**EXERCISE INPUT:**
--- START ---
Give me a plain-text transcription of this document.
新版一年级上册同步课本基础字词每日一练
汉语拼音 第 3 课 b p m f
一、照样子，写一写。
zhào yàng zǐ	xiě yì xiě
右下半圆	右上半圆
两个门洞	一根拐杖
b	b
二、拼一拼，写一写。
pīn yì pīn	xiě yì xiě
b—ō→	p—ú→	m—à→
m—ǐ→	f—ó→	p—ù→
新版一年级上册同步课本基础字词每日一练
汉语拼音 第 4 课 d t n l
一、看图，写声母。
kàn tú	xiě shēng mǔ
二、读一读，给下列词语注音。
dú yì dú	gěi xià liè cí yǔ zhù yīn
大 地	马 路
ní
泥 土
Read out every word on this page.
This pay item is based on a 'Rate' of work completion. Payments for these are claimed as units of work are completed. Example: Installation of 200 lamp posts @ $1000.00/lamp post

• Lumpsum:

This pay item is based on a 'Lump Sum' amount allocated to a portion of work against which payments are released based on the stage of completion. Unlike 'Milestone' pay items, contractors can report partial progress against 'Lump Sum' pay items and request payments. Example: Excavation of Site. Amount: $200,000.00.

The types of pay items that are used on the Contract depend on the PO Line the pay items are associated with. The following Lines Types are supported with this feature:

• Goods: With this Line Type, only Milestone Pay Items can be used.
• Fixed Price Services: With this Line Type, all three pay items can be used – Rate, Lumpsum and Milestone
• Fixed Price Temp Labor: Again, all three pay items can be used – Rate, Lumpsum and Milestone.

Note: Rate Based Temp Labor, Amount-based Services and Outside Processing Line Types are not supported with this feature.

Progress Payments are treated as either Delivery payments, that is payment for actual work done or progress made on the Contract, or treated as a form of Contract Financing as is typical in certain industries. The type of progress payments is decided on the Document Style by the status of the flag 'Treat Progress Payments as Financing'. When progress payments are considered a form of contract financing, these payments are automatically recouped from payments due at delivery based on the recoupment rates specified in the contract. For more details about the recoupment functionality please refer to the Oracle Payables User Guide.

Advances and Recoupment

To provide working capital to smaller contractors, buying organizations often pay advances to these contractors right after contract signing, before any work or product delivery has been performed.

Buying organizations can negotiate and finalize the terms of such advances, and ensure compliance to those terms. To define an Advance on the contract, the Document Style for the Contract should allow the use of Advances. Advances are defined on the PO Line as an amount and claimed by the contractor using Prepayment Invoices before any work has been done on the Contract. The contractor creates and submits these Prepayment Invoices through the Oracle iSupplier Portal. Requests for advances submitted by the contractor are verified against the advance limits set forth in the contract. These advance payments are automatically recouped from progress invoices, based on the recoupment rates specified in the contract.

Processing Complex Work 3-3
--- END ---
**GIVEN REQUEST:**
Extract every line from the records above that contains the word "Lumpsum".

**COMPLETED EXERCISE:**
• Lumpsum:
• Fixed Price Services: With this Line Type, all three pay items can be used – Rate, Lumpsum and Milestone
• Fixed Price Temp Labor: Again, all three pay items can be used – Rate, Lumpsum and Milestone.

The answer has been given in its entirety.